(begin)

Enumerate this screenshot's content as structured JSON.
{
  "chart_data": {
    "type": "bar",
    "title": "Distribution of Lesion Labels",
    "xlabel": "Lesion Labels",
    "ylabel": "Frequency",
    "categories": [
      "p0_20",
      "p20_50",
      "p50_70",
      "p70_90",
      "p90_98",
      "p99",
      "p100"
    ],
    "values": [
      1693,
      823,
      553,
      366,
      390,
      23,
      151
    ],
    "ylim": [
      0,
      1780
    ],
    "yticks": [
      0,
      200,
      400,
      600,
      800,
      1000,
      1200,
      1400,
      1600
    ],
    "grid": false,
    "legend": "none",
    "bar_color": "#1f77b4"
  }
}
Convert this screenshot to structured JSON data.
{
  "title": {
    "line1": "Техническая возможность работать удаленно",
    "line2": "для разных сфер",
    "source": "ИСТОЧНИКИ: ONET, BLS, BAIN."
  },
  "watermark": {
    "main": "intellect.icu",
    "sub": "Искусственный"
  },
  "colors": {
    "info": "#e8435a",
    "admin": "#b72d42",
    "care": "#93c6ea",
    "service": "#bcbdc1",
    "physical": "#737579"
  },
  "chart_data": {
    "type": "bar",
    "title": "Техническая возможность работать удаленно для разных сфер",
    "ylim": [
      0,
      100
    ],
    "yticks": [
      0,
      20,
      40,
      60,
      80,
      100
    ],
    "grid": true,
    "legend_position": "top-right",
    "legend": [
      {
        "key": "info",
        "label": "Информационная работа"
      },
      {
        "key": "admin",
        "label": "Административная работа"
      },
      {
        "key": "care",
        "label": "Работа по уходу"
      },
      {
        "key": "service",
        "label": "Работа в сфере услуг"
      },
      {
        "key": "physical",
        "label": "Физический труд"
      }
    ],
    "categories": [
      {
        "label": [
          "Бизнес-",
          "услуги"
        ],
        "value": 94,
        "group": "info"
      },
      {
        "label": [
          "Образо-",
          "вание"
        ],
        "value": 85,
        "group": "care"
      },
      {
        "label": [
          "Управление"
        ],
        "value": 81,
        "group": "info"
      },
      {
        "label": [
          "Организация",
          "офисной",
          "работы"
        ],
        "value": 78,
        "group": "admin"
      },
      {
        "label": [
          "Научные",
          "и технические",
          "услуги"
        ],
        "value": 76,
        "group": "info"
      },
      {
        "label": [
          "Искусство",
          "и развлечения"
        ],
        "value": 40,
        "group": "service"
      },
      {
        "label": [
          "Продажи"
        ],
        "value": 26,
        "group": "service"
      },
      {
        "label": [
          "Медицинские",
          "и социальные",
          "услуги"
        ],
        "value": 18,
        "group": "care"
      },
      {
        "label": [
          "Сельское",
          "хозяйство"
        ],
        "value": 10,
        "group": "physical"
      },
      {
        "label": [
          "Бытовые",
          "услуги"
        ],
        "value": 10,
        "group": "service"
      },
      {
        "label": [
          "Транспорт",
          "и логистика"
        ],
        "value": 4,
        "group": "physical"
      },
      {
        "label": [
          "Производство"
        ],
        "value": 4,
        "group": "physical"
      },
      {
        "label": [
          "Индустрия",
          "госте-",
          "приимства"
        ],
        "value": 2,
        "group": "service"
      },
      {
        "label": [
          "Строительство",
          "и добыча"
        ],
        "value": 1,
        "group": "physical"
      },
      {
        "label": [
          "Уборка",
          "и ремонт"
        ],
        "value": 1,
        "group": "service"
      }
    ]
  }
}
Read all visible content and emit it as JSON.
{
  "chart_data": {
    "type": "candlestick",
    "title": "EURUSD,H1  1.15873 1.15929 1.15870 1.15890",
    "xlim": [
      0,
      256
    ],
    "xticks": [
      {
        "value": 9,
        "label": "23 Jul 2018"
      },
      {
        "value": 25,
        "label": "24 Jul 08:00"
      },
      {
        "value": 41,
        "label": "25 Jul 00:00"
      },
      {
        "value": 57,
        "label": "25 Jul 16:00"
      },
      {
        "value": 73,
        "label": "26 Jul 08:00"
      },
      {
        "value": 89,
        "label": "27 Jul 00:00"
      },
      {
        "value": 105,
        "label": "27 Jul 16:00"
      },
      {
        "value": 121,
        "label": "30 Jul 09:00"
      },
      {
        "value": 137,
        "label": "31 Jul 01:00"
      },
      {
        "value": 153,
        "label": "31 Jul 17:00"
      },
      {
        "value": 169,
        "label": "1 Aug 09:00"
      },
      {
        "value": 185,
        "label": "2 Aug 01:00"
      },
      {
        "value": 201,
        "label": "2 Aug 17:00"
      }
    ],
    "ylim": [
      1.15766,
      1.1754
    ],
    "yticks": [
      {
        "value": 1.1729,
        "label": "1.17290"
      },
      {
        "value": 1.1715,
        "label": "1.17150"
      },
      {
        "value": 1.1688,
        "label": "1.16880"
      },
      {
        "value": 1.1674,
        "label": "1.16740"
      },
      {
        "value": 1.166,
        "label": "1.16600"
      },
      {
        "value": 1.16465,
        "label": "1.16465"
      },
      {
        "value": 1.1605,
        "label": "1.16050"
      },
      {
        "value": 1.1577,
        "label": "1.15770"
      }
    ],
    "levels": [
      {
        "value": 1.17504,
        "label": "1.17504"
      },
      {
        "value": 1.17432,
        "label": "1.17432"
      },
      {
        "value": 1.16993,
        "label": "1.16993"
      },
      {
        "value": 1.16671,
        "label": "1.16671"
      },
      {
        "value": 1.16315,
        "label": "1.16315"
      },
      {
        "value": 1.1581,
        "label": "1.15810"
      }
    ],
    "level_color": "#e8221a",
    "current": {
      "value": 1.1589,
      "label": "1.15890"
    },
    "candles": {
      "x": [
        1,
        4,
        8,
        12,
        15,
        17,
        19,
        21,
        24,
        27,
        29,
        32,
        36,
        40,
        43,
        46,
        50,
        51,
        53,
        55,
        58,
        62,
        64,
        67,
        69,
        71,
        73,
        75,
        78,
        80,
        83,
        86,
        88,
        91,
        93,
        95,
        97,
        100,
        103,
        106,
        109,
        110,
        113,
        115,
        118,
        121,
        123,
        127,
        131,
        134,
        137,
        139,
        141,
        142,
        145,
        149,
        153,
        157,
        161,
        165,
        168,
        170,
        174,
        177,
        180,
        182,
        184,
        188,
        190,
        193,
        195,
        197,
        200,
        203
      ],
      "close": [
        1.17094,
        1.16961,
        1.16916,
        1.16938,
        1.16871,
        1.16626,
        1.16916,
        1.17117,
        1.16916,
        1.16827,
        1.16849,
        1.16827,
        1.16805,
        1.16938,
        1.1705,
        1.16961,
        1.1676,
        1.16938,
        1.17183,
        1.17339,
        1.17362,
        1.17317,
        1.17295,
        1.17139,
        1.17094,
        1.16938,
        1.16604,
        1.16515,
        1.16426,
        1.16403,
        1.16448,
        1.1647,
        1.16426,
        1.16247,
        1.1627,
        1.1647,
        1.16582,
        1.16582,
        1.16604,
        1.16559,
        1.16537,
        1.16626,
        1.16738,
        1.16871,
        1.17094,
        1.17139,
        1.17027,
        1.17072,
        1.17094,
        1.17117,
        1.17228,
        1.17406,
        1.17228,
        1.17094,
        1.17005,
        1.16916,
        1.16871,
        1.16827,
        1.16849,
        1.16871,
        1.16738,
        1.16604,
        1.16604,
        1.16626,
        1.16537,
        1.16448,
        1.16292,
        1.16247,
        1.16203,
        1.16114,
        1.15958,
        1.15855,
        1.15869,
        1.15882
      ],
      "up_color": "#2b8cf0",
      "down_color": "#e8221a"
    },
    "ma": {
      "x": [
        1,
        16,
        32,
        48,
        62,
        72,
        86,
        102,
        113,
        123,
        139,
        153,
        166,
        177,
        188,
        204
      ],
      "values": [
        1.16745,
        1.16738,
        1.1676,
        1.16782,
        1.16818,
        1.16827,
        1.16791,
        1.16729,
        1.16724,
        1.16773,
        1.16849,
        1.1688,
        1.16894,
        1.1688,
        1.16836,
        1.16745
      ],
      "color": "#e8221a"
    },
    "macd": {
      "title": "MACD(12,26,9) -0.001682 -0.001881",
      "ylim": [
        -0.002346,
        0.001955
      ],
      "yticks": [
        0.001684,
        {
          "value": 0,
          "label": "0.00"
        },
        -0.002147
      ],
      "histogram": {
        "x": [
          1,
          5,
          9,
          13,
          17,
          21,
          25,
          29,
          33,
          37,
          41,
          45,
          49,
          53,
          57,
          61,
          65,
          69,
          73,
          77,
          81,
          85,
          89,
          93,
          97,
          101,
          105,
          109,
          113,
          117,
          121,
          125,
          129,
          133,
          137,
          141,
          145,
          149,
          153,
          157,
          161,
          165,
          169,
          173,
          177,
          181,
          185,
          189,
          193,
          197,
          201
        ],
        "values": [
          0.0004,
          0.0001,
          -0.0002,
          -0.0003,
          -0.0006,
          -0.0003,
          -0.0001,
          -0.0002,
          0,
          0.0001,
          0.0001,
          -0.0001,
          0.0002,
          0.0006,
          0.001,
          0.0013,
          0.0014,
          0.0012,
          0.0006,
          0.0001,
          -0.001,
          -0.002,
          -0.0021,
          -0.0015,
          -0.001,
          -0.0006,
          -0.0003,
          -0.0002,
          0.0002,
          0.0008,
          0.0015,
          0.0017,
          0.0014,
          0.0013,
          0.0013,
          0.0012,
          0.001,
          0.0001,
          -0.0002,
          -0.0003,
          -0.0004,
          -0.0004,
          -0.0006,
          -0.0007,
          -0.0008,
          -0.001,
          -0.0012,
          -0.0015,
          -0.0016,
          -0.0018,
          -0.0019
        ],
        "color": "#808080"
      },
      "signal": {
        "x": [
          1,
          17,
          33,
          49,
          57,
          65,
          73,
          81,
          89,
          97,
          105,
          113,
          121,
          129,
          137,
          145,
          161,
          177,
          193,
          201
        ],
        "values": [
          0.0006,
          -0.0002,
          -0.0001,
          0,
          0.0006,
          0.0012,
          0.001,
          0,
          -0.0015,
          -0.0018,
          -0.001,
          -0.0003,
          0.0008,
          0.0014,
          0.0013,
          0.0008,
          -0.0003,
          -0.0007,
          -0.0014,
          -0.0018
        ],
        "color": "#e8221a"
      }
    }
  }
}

(end)

(WHAT TO DO):
Take every line above carrying "Labels" and return it.

(SOLUTION FOR THIS PROBLEM):
    "title": "Distribution of Lesion Labels",
    "xlabel": "Lesion Labels",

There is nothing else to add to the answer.